▶ **Exercise objective**
Select all lines in the records that include "resources".

** start Data to use **

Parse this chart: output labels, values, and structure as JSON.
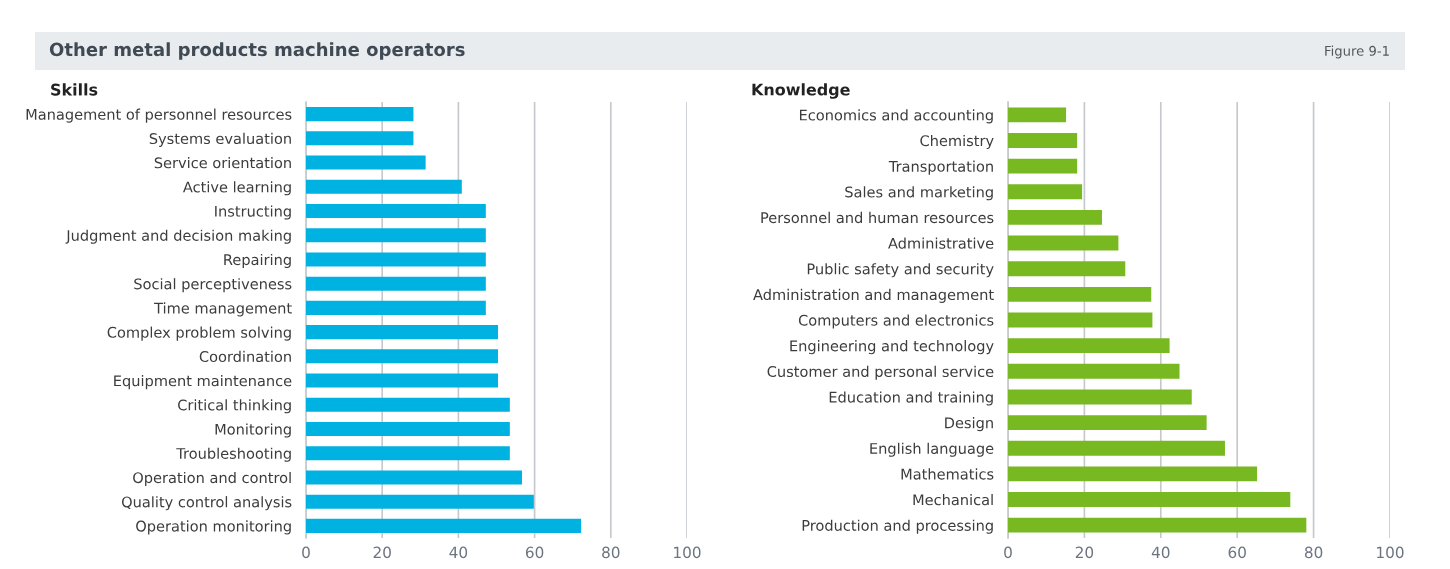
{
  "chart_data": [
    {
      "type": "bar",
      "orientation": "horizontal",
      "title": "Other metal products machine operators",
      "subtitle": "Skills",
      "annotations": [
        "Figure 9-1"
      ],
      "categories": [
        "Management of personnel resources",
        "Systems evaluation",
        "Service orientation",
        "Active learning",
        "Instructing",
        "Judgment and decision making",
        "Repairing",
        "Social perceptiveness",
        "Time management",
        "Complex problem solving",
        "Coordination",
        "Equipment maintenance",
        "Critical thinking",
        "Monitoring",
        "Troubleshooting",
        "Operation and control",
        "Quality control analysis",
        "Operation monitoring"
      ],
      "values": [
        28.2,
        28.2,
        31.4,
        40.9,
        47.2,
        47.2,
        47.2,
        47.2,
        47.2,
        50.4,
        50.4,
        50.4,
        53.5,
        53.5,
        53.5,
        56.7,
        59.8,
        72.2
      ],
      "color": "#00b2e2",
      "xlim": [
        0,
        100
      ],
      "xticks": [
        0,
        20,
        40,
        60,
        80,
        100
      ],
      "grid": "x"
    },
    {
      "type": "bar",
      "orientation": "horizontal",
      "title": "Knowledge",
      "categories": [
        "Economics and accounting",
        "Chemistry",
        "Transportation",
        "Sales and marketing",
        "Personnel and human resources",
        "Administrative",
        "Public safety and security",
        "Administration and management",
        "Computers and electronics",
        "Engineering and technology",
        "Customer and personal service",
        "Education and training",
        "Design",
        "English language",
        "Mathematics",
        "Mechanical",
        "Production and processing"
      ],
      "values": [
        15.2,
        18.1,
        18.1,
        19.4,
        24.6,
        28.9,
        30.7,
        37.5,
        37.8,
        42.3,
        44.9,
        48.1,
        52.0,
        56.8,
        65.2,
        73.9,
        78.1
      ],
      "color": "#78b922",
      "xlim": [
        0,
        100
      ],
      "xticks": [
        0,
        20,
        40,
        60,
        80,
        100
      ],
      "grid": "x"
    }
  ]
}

** end Data to use **

▶ **Answer to this exercise**
        "Management of personnel resources",
        "Personnel and human resources",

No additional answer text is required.